Dataset items
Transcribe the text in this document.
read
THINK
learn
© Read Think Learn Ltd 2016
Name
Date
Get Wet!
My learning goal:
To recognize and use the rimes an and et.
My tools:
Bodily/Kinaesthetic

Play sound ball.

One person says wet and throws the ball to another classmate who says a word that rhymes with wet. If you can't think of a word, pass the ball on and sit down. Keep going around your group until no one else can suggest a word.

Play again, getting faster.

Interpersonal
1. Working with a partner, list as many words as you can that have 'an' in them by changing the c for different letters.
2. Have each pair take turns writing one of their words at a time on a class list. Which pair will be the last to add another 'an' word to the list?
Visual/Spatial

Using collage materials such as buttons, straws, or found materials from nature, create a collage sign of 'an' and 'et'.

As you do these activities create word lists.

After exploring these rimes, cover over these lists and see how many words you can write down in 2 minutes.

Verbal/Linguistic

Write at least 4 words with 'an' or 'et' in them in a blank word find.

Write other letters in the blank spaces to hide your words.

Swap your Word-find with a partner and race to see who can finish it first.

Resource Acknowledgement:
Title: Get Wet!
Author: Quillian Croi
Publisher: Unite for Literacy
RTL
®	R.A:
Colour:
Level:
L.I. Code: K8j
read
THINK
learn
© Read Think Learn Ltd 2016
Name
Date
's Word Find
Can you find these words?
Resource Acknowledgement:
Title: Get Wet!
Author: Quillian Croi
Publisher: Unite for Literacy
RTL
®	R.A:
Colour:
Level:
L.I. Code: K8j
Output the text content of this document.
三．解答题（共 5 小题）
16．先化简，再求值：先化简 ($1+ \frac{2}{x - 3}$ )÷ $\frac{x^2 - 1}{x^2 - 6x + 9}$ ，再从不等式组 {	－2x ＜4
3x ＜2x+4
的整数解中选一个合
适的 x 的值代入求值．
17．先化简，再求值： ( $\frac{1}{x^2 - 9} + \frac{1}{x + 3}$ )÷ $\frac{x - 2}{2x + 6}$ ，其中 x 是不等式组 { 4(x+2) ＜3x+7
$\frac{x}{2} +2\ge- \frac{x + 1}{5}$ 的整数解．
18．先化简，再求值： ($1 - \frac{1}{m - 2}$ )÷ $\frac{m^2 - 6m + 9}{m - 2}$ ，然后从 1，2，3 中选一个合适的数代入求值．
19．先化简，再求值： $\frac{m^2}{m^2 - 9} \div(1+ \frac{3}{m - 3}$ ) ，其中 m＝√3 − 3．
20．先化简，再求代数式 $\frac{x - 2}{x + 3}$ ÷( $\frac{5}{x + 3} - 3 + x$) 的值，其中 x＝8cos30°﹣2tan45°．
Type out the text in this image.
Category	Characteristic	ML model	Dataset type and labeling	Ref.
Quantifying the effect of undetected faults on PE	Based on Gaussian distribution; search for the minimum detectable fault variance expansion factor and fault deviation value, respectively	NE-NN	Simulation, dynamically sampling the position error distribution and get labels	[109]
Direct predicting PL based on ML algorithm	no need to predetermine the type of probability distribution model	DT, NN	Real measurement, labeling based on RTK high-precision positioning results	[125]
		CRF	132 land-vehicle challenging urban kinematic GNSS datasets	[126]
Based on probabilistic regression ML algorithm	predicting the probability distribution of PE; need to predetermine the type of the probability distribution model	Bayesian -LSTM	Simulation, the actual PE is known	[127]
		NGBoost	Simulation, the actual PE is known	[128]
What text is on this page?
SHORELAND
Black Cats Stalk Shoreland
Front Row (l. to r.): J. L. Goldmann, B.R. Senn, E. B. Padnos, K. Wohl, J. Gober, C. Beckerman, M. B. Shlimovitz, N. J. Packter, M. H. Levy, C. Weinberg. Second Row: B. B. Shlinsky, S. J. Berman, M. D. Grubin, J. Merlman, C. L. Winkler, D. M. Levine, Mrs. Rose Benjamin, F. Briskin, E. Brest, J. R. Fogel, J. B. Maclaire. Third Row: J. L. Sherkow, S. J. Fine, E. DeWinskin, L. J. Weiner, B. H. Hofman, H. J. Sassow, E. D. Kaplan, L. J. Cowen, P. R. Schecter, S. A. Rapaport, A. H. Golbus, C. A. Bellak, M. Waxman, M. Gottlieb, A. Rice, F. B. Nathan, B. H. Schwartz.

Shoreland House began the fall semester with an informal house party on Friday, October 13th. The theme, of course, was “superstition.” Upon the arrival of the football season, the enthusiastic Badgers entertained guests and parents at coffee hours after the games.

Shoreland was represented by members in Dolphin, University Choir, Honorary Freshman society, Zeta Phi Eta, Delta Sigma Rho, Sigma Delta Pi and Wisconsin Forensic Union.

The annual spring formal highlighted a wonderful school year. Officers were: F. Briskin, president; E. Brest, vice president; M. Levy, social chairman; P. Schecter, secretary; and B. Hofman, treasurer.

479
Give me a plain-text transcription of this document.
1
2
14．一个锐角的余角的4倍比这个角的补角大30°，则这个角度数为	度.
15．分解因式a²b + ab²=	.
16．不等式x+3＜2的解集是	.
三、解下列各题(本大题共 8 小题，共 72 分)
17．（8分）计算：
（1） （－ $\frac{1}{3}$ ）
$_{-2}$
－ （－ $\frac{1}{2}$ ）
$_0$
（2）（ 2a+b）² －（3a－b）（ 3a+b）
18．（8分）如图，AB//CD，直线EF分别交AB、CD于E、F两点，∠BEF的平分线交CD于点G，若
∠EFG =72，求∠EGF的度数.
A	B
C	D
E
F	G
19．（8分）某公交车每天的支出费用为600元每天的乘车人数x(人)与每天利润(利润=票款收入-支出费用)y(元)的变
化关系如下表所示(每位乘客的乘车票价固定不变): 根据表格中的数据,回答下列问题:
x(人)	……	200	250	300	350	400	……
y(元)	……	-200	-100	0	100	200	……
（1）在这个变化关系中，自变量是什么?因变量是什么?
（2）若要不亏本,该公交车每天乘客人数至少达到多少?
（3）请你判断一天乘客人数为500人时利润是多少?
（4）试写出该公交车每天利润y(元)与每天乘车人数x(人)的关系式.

The problem: Transcribe every line of the data, exactly as it stands.

Task output:
Transcribe the text in this document.
read
THINK
learn
© Read Think Learn Ltd 2016
Name
Date
Get Wet!
My learning goal:
To recognize and use the rimes an and et.
My tools:
Bodily/Kinaesthetic

Play sound ball.

One person says wet and throws the ball to another classmate who says a word that rhymes with wet. If you can't think of a word, pass the ball on and sit down. Keep going around your group until no one else can suggest a word.

Play again, getting faster.

Interpersonal
1. Working with a partner, list as many words as you can that have 'an' in them by changing the c for different letters.
2. Have each pair take turns writing one of their words at a time on a class list. Which pair will be the last to add another 'an' word to the list?
Visual/Spatial

Using collage materials such as buttons, straws, or found materials from nature, create a collage sign of 'an' and 'et'.

As you do these activities create word lists.

After exploring these rimes, cover over these lists and see how many words you can write down in 2 minutes.

Verbal/Linguistic

Write at least 4 words with 'an' or 'et' in them in a blank word find.

Write other letters in the blank spaces to hide your words.

Swap your Word-find with a partner and race to see who can finish it first.

Resource Acknowledgement:
Title: Get Wet!
Author: Quillian Croi
Publisher: Unite for Literacy
RTL
®	R.A:
Colour:
Level:
L.I. Code: K8j
read
THINK
learn
© Read Think Learn Ltd 2016
Name
Date
's Word Find
Can you find these words?
Resource Acknowledgement:
Title: Get Wet!
Author: Quillian Croi
Publisher: Unite for Literacy
RTL
®	R.A:
Colour:
Level:
L.I. Code: K8j
Output the text content of this document.
三．解答题（共 5 小题）
16．先化简，再求值：先化简 ($1+ \frac{2}{x - 3}$ )÷ $\frac{x^2 - 1}{x^2 - 6x + 9}$ ，再从不等式组 {	－2x ＜4
3x ＜2x+4
的整数解中选一个合
适的 x 的值代入求值．
17．先化简，再求值： ( $\frac{1}{x^2 - 9} + \frac{1}{x + 3}$ )÷ $\frac{x - 2}{2x + 6}$ ，其中 x 是不等式组 { 4(x+2) ＜3x+7
$\frac{x}{2} +2\ge- \frac{x + 1}{5}$ 的整数解．
18．先化简，再求值： ($1 - \frac{1}{m - 2}$ )÷ $\frac{m^2 - 6m + 9}{m - 2}$ ，然后从 1，2，3 中选一个合适的数代入求值．
19．先化简，再求值： $\frac{m^2}{m^2 - 9} \div(1+ \frac{3}{m - 3}$ ) ，其中 m＝√3 − 3．
20．先化简，再求代数式 $\frac{x - 2}{x + 3}$ ÷( $\frac{5}{x + 3} - 3 + x$) 的值，其中 x＝8cos30°﹣2tan45°．
Type out the text in this image.
Category	Characteristic	ML model	Dataset type and labeling	Ref.
Quantifying the effect of undetected faults on PE	Based on Gaussian distribution; search for the minimum detectable fault variance expansion factor and fault deviation value, respectively	NE-NN	Simulation, dynamically sampling the position error distribution and get labels	[109]
Direct predicting PL based on ML algorithm	no need to predetermine the type of probability distribution model	DT, NN	Real measurement, labeling based on RTK high-precision positioning results	[125]
		CRF	132 land-vehicle challenging urban kinematic GNSS datasets	[126]
Based on probabilistic regression ML algorithm	predicting the probability distribution of PE; need to predetermine the type of the probability distribution model	Bayesian -LSTM	Simulation, the actual PE is known	[127]
		NGBoost	Simulation, the actual PE is known	[128]
What text is on this page?
SHORELAND
Black Cats Stalk Shoreland
Front Row (l. to r.): J. L. Goldmann, B.R. Senn, E. B. Padnos, K. Wohl, J. Gober, C. Beckerman, M. B. Shlimovitz, N. J. Packter, M. H. Levy, C. Weinberg. Second Row: B. B. Shlinsky, S. J. Berman, M. D. Grubin, J. Merlman, C. L. Winkler, D. M. Levine, Mrs. Rose Benjamin, F. Briskin, E. Brest, J. R. Fogel, J. B. Maclaire. Third Row: J. L. Sherkow, S. J. Fine, E. DeWinskin, L. J. Weiner, B. H. Hofman, H. J. Sassow, E. D. Kaplan, L. J. Cowen, P. R. Schecter, S. A. Rapaport, A. H. Golbus, C. A. Bellak, M. Waxman, M. Gottlieb, A. Rice, F. B. Nathan, B. H. Schwartz.

Shoreland House began the fall semester with an informal house party on Friday, October 13th. The theme, of course, was “superstition.” Upon the arrival of the football season, the enthusiastic Badgers entertained guests and parents at coffee hours after the games.

Shoreland was represented by members in Dolphin, University Choir, Honorary Freshman society, Zeta Phi Eta, Delta Sigma Rho, Sigma Delta Pi and Wisconsin Forensic Union.

The annual spring formal highlighted a wonderful school year. Officers were: F. Briskin, president; E. Brest, vice president; M. Levy, social chairman; P. Schecter, secretary; and B. Hofman, treasurer.

479
Give me a plain-text transcription of this document.
1
2
14．一个锐角的余角的4倍比这个角的补角大30°，则这个角度数为	度.
15．分解因式a²b + ab²=	.
16．不等式x+3＜2的解集是	.
三、解下列各题(本大题共 8 小题，共 72 分)
17．（8分）计算：
（1） （－ $\frac{1}{3}$ ）
$_{-2}$
－ （－ $\frac{1}{2}$ ）
$_0$
（2）（ 2a+b）² －（3a－b）（ 3a+b）
18．（8分）如图，AB//CD，直线EF分别交AB、CD于E、F两点，∠BEF的平分线交CD于点G，若
∠EFG =72，求∠EGF的度数.
A	B
C	D
E
F	G
19．（8分）某公交车每天的支出费用为600元每天的乘车人数x(人)与每天利润(利润=票款收入-支出费用)y(元)的变
化关系如下表所示(每位乘客的乘车票价固定不变): 根据表格中的数据,回答下列问题:
x(人)	……	200	250	300	350	400	……
y(元)	……	-200	-100	0	100	200	……
（1）在这个变化关系中，自变量是什么?因变量是什么?
（2）若要不亏本,该公交车每天乘客人数至少达到多少?
（3）请你判断一天乘客人数为500人时利润是多少?
（4）试写出该公交车每天利润y(元)与每天乘车人数x(人)的关系式.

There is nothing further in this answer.